Stored items from a collection
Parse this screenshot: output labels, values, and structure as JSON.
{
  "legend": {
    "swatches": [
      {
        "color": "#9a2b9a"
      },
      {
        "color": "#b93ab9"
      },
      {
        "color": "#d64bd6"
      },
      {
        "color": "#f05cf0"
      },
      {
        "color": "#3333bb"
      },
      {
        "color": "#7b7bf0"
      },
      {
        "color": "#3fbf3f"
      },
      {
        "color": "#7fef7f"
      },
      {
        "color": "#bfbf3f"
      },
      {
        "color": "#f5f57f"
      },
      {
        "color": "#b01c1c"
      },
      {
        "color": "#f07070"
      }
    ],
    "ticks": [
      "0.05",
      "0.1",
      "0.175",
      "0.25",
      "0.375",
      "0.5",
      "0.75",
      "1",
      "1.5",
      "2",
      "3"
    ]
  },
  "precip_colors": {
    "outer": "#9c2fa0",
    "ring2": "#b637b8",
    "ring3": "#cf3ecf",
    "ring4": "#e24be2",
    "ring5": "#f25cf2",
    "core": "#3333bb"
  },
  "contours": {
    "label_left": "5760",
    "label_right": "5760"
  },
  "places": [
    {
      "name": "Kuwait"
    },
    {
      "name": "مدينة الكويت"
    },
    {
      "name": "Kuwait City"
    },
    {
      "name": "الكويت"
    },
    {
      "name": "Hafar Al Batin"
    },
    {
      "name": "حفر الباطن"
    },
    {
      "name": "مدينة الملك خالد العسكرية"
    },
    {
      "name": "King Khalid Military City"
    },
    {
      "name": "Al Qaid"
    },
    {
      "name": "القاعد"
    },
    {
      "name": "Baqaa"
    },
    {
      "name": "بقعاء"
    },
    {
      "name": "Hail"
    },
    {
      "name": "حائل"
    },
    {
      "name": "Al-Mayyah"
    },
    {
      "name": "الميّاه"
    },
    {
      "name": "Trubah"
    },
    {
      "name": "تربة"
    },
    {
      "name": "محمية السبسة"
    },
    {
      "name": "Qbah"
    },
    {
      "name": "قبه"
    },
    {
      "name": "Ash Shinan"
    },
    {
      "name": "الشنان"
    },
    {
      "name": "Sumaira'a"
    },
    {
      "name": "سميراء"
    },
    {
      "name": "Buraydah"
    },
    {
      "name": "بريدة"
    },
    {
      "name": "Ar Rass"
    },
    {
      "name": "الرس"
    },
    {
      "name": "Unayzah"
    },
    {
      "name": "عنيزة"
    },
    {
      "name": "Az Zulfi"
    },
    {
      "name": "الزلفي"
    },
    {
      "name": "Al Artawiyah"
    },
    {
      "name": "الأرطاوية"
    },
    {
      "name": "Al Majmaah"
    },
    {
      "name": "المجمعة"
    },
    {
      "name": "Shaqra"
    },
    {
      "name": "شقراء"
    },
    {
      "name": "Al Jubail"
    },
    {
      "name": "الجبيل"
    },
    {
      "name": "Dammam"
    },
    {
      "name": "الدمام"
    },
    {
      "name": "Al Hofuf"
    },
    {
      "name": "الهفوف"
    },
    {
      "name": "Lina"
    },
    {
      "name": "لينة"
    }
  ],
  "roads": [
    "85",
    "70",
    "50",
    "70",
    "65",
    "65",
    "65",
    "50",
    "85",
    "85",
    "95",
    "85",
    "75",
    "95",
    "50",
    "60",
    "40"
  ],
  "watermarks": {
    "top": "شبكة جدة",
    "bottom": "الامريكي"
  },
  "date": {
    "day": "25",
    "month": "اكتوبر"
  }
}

■ Stated problem ■
Pull out each line holding the string "City".

■ Task response ■
      "name": "Kuwait City"
      "name": "King Khalid Military City"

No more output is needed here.